**What you have to do:**
Copy out each line below that has the word "Last" in it.

** start Extracted records **

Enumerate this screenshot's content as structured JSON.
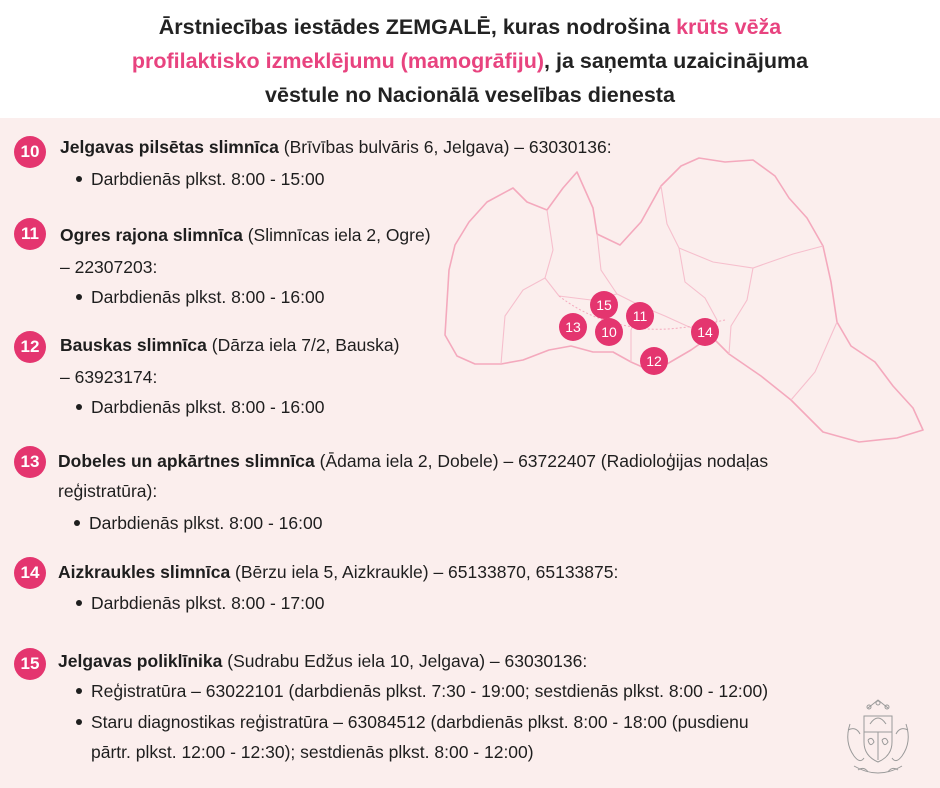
{
  "header": {
    "title_part1": "Ārstniecības iestādes ZEMGALĒ, kuras nodrošina ",
    "title_highlight_1": "krūts vēža",
    "title_highlight_2": "profilaktisko izmeklējumu (mamogrāfiju)",
    "title_part2": ", ja saņemta uzaicinājuma",
    "title_part3": "vēstule no Nacionālā veselības dienesta"
  },
  "colors": {
    "accent": "#e4356f",
    "title_highlight": "#e8437f",
    "background": "#fbeeed"
  },
  "map": {
    "markers": [
      {
        "label": "15"
      },
      {
        "label": "11"
      },
      {
        "label": "13"
      },
      {
        "label": "10"
      },
      {
        "label": "14"
      },
      {
        "label": "12"
      }
    ]
  },
  "entries": [
    {
      "number": "10",
      "name": "Jelgavas pilsētas slimnīca",
      "details": " (Brīvības bulvāris 6, Jelgava) – 63030136:",
      "bullets": [
        "Darbdienās plkst. 8:00 - 15:00"
      ]
    },
    {
      "number": "11",
      "name": "Ogres rajona slimnīca",
      "details": " (Slimnīcas iela 2, Ogre)",
      "details_cont": "– 22307203:",
      "bullets": [
        "Darbdienās plkst. 8:00 - 16:00"
      ]
    },
    {
      "number": "12",
      "name": "Bauskas slimnīca",
      "details": " (Dārza iela 7/2, Bauska)",
      "details_cont": "– 63923174:",
      "bullets": [
        "Darbdienās plkst. 8:00 - 16:00"
      ]
    },
    {
      "number": "13",
      "name": "Dobeles un apkārtnes slimnīca",
      "details": " (Ādama iela 2, Dobele) – 63722407 (Radioloģijas nodaļas",
      "details_cont": "reģistratūra):",
      "bullets": [
        "Darbdienās plkst. 8:00 - 16:00"
      ]
    },
    {
      "number": "14",
      "name": "Aizkraukles slimnīca",
      "details": " (Bērzu iela 5, Aizkraukle) – 65133870, 65133875:",
      "bullets": [
        "Darbdienās plkst. 8:00 - 17:00"
      ]
    },
    {
      "number": "15",
      "name": "Jelgavas poliklīnika",
      "details": " (Sudrabu Edžus iela 10, Jelgava) – 63030136:",
      "bullets": [
        "Reģistratūra – 63022101 (darbdienās plkst. 7:30 - 19:00; sestdienās plkst. 8:00 - 12:00)",
        "Staru diagnostikas reģistratūra – 63084512 (darbdienās plkst. 8:00 - 18:00 (pusdienu"
      ],
      "bullet_cont": "pārtr. plkst. 12:00 - 12:30); sestdienās plkst. 8:00 - 12:00)"
    }
  ],
  "emblem": {
    "icon": "latvia-coat-of-arms-icon"
  }
}
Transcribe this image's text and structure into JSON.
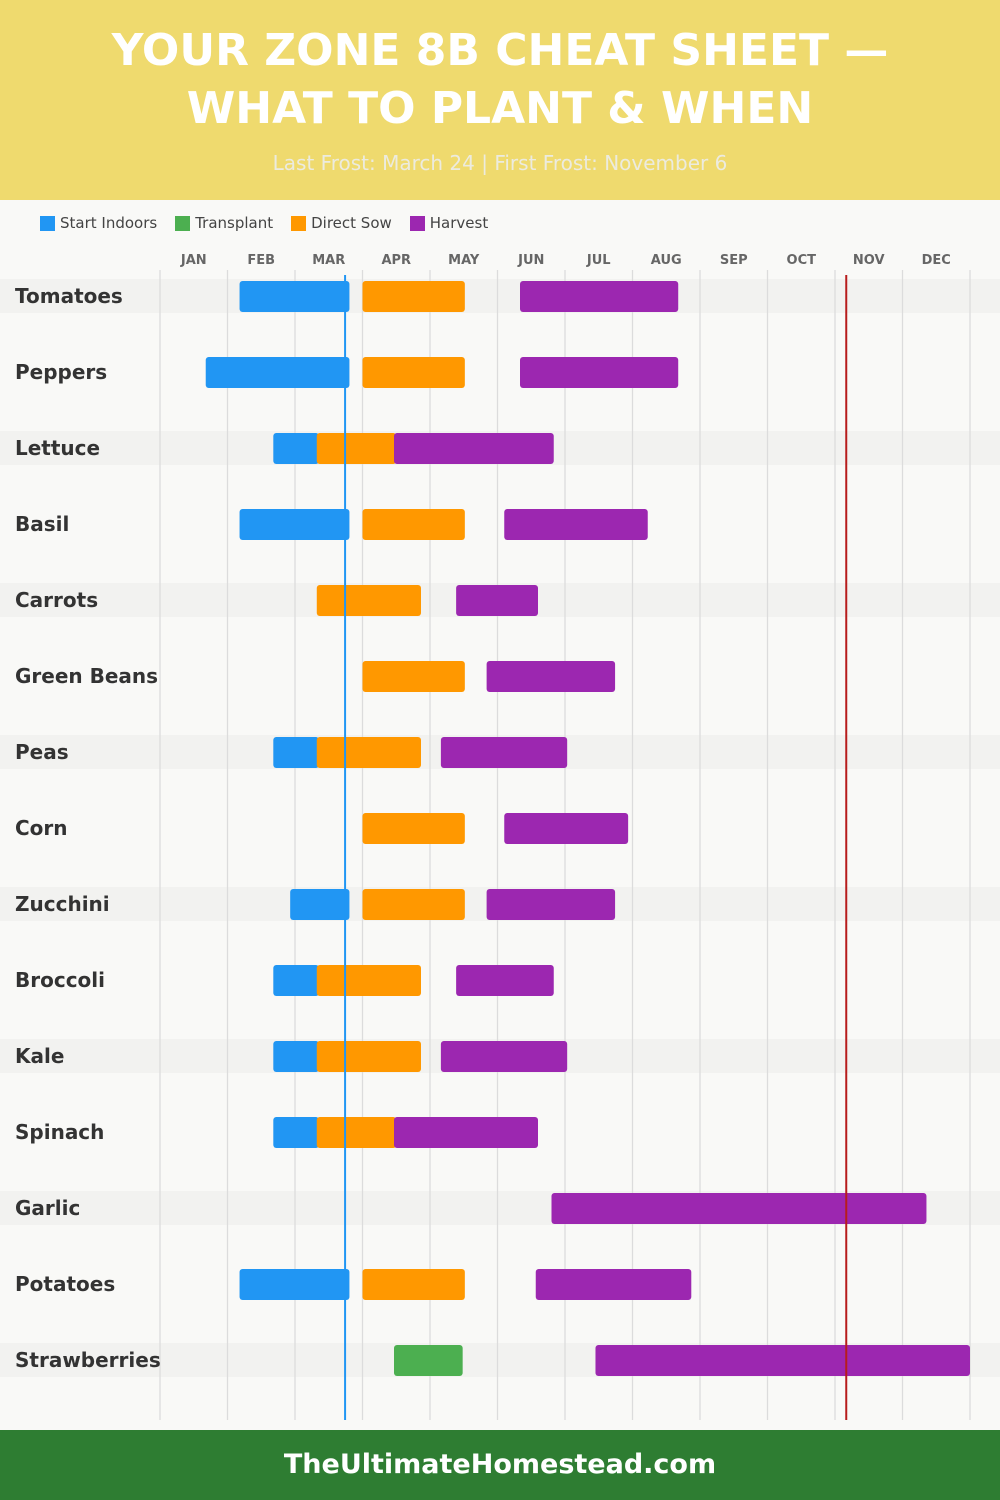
{
  "header": {
    "title_line1": "YOUR ZONE 8B CHEAT SHEET —",
    "title_line2": "WHAT TO PLANT & WHEN",
    "subtitle": "Last Frost: March 24 | First Frost: November 6"
  },
  "footer": {
    "text": "TheUltimateHomestead.com"
  },
  "chart_data": {
    "type": "gantt",
    "legend": [
      {
        "name": "Start Indoors",
        "color": "#2196f3"
      },
      {
        "name": "Transplant",
        "color": "#4caf50"
      },
      {
        "name": "Direct Sow",
        "color": "#ff9800"
      },
      {
        "name": "Harvest",
        "color": "#9c27b0"
      }
    ],
    "months": [
      "JAN",
      "FEB",
      "MAR",
      "APR",
      "MAY",
      "JUN",
      "JUL",
      "AUG",
      "SEP",
      "OCT",
      "NOV",
      "DEC"
    ],
    "frost_lines": [
      {
        "label": "Last Frost",
        "date": "03-24",
        "color": "#2196f3"
      },
      {
        "label": "First Frost",
        "date": "11-06",
        "color": "#b71c1c"
      }
    ],
    "crops": [
      {
        "name": "Tomatoes",
        "tasks": [
          [
            "Start Indoors",
            "02-06",
            "03-25"
          ],
          [
            "Direct Sow",
            "04-01",
            "05-16"
          ],
          [
            "Harvest",
            "06-11",
            "08-21"
          ]
        ]
      },
      {
        "name": "Peppers",
        "tasks": [
          [
            "Start Indoors",
            "01-22",
            "03-25"
          ],
          [
            "Direct Sow",
            "04-01",
            "05-16"
          ],
          [
            "Harvest",
            "06-11",
            "08-21"
          ]
        ]
      },
      {
        "name": "Lettuce",
        "tasks": [
          [
            "Start Indoors",
            "02-20",
            "03-11"
          ],
          [
            "Direct Sow",
            "03-11",
            "04-15"
          ],
          [
            "Harvest",
            "04-15",
            "06-25"
          ]
        ]
      },
      {
        "name": "Basil",
        "tasks": [
          [
            "Start Indoors",
            "02-06",
            "03-25"
          ],
          [
            "Direct Sow",
            "04-01",
            "05-16"
          ],
          [
            "Harvest",
            "06-04",
            "08-07"
          ]
        ]
      },
      {
        "name": "Carrots",
        "tasks": [
          [
            "Direct Sow",
            "03-11",
            "04-26"
          ],
          [
            "Harvest",
            "05-13",
            "06-18"
          ]
        ]
      },
      {
        "name": "Green Beans",
        "tasks": [
          [
            "Direct Sow",
            "04-01",
            "05-16"
          ],
          [
            "Harvest",
            "05-27",
            "07-23"
          ]
        ]
      },
      {
        "name": "Peas",
        "tasks": [
          [
            "Start Indoors",
            "02-20",
            "03-11"
          ],
          [
            "Direct Sow",
            "03-11",
            "04-26"
          ],
          [
            "Harvest",
            "05-06",
            "07-01"
          ]
        ]
      },
      {
        "name": "Corn",
        "tasks": [
          [
            "Direct Sow",
            "04-01",
            "05-16"
          ],
          [
            "Harvest",
            "06-04",
            "07-29"
          ]
        ]
      },
      {
        "name": "Zucchini",
        "tasks": [
          [
            "Start Indoors",
            "02-27",
            "03-25"
          ],
          [
            "Direct Sow",
            "04-01",
            "05-16"
          ],
          [
            "Harvest",
            "05-27",
            "07-23"
          ]
        ]
      },
      {
        "name": "Broccoli",
        "tasks": [
          [
            "Start Indoors",
            "02-20",
            "03-11"
          ],
          [
            "Direct Sow",
            "03-11",
            "04-26"
          ],
          [
            "Harvest",
            "05-13",
            "06-25"
          ]
        ]
      },
      {
        "name": "Kale",
        "tasks": [
          [
            "Start Indoors",
            "02-20",
            "03-11"
          ],
          [
            "Direct Sow",
            "03-11",
            "04-26"
          ],
          [
            "Harvest",
            "05-06",
            "07-01"
          ]
        ]
      },
      {
        "name": "Spinach",
        "tasks": [
          [
            "Start Indoors",
            "02-20",
            "03-11"
          ],
          [
            "Direct Sow",
            "03-11",
            "04-15"
          ],
          [
            "Harvest",
            "04-15",
            "06-18"
          ]
        ]
      },
      {
        "name": "Garlic",
        "tasks": [
          [
            "Harvest",
            "06-25",
            "12-11"
          ]
        ]
      },
      {
        "name": "Potatoes",
        "tasks": [
          [
            "Start Indoors",
            "02-06",
            "03-25"
          ],
          [
            "Direct Sow",
            "04-01",
            "05-16"
          ],
          [
            "Harvest",
            "06-18",
            "08-27"
          ]
        ]
      },
      {
        "name": "Strawberries",
        "tasks": [
          [
            "Transplant",
            "04-15",
            "05-15"
          ],
          [
            "Harvest",
            "07-15",
            "12-31"
          ]
        ]
      }
    ]
  }
}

** end Extracted records **

**Reply:**
    "subtitle": "Last Frost: March 24 | First Frost: November 6"
        "label": "Last Frost",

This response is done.